The task
Where does the string "chevron" appear? Copy every line of the entries below that holds it.
● ● ● ● ● ● ●
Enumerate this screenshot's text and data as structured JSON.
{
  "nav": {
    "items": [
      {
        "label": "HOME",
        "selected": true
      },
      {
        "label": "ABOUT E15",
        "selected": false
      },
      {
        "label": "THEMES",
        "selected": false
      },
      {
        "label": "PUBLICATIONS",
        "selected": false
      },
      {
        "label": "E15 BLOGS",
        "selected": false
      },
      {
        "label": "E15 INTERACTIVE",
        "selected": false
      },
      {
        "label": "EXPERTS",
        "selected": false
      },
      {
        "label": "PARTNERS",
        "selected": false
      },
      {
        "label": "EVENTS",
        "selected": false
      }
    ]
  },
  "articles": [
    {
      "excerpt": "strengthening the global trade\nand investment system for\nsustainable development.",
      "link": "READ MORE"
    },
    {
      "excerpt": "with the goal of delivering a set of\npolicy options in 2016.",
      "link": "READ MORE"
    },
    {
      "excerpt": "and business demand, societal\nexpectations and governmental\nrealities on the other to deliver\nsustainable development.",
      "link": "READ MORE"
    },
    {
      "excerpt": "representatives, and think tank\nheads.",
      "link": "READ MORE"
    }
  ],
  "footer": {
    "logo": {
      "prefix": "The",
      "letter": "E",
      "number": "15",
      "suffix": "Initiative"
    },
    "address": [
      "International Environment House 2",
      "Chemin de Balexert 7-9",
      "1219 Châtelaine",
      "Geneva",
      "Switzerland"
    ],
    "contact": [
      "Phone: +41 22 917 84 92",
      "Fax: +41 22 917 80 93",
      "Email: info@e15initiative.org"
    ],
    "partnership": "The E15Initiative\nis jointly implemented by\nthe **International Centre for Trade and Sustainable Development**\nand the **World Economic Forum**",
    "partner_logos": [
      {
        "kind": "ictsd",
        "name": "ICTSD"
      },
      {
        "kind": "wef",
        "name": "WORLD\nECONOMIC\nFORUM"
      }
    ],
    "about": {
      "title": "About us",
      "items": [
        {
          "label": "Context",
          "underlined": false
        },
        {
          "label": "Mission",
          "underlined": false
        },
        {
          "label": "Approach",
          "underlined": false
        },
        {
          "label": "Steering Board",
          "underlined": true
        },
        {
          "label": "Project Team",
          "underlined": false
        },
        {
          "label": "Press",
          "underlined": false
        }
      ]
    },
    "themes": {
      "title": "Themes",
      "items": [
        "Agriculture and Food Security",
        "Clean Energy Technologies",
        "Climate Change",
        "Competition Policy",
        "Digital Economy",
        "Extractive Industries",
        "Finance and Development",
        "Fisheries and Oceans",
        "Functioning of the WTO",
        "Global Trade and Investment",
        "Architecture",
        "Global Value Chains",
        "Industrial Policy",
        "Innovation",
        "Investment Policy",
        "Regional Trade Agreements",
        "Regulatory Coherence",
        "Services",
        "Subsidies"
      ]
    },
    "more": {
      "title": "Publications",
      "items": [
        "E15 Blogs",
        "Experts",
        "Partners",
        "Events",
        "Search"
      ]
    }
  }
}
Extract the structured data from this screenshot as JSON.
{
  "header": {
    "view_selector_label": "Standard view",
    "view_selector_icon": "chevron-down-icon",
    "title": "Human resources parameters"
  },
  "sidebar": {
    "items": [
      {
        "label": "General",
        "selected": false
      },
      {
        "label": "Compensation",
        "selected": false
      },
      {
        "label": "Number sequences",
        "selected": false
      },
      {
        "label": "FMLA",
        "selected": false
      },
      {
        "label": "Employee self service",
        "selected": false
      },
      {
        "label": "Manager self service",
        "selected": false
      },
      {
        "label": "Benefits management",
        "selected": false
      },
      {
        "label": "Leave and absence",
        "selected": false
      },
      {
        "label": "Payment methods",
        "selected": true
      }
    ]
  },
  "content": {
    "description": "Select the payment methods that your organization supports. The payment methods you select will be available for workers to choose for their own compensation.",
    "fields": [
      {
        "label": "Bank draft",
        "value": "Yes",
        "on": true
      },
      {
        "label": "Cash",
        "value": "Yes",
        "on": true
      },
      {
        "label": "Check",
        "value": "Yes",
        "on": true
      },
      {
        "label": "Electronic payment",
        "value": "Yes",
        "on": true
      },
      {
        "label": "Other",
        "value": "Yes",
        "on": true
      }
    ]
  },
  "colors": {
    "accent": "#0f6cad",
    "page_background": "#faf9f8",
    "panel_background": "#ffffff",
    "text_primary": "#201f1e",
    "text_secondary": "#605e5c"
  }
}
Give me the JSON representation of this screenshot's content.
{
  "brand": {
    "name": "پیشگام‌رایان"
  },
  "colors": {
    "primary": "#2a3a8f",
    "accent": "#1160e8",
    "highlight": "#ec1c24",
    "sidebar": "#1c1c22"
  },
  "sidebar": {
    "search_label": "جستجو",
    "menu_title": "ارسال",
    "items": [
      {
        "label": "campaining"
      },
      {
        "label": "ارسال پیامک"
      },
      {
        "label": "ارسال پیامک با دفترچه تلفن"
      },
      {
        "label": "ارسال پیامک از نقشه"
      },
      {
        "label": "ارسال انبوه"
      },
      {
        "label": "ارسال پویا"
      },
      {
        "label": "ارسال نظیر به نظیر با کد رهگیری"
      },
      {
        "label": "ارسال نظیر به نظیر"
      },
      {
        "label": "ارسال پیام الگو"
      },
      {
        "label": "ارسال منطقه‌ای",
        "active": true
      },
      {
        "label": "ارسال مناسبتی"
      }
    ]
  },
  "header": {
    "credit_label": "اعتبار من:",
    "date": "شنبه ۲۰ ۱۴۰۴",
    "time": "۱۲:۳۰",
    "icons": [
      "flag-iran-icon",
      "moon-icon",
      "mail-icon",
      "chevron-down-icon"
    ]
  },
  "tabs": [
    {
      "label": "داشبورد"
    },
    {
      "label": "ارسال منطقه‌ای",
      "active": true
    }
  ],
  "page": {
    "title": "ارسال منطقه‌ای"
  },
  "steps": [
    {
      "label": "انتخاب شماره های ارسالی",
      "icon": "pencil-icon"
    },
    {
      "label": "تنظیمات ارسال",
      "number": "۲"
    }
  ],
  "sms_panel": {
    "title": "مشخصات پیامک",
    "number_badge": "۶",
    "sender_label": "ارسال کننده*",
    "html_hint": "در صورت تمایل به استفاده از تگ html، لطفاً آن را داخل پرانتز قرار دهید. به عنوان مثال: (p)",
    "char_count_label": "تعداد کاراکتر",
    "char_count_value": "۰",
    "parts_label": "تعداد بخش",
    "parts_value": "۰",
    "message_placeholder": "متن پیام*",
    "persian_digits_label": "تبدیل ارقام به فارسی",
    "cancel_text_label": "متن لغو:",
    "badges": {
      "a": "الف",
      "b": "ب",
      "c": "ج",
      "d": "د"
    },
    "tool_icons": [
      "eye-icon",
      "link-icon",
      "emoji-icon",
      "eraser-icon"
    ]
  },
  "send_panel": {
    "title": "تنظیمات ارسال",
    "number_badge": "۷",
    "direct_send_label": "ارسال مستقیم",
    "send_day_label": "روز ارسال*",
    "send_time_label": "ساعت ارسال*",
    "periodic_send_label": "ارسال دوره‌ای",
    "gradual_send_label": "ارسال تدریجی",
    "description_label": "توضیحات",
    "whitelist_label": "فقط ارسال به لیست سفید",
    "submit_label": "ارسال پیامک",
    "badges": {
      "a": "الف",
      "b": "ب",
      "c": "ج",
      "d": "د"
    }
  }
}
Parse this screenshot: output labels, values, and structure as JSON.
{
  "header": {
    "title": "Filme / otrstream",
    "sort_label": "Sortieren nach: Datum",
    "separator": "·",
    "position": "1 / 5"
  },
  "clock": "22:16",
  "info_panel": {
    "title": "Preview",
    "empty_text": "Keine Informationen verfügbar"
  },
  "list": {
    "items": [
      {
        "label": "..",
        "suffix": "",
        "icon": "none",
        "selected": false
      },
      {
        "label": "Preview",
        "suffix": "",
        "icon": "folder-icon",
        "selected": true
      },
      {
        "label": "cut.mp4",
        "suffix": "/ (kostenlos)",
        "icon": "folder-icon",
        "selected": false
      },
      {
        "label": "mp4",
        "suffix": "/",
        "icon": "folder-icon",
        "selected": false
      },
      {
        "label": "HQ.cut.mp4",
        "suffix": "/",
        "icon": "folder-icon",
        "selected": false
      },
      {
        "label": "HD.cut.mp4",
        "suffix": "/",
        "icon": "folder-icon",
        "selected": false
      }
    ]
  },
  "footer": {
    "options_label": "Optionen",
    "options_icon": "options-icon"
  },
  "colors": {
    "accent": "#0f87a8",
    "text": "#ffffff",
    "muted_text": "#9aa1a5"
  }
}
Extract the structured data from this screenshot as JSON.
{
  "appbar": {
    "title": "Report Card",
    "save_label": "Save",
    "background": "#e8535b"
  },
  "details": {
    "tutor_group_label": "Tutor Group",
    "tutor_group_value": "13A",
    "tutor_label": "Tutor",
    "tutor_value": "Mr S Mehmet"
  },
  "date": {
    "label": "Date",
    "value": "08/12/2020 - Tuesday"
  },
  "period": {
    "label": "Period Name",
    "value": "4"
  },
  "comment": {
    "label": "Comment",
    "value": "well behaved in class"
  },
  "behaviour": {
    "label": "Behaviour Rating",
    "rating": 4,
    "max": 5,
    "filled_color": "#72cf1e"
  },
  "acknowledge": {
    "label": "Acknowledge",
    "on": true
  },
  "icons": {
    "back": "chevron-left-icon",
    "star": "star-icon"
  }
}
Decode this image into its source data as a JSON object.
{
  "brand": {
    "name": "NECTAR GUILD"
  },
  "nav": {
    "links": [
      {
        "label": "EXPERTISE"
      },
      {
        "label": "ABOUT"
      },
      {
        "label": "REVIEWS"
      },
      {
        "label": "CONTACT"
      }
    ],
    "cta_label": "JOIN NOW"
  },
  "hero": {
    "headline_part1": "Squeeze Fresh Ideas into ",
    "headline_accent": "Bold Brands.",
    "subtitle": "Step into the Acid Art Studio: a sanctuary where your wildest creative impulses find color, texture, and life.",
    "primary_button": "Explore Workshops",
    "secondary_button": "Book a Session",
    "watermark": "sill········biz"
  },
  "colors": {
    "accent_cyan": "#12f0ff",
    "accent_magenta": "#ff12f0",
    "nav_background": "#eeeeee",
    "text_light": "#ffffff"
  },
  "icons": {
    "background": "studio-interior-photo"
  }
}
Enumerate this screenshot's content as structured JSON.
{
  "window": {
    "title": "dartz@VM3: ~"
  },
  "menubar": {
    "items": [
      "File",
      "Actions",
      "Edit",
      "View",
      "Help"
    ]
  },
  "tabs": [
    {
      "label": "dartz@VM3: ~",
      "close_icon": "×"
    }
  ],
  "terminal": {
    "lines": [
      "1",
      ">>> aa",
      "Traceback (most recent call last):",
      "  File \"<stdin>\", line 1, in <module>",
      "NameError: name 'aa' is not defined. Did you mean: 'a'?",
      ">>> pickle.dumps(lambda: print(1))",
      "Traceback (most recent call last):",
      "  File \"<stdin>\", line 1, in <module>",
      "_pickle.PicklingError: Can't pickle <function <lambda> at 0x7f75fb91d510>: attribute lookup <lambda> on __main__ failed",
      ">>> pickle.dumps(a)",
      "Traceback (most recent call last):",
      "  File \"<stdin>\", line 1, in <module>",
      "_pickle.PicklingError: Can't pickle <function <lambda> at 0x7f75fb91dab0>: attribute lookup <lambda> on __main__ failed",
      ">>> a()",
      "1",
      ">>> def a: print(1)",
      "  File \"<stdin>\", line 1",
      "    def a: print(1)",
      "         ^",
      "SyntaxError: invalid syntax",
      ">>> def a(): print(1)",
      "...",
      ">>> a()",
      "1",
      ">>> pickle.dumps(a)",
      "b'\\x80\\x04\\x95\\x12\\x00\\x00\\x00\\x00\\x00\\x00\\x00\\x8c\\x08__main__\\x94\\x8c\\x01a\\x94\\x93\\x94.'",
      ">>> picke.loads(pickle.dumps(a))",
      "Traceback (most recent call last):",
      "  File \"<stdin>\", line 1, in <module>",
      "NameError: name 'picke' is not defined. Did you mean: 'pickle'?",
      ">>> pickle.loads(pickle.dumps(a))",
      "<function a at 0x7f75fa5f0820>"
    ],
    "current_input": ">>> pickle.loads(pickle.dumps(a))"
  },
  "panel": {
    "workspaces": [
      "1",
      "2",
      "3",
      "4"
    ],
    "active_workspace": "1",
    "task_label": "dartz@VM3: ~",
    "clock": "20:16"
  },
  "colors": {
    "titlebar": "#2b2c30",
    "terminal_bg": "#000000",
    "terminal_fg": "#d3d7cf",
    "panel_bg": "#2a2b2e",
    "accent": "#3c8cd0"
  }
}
● ● ● ● ● ● ●
Result of the exercise
    "view_selector_icon": "chevron-down-icon",
      "chevron-down-icon"
    "back": "chevron-left-icon",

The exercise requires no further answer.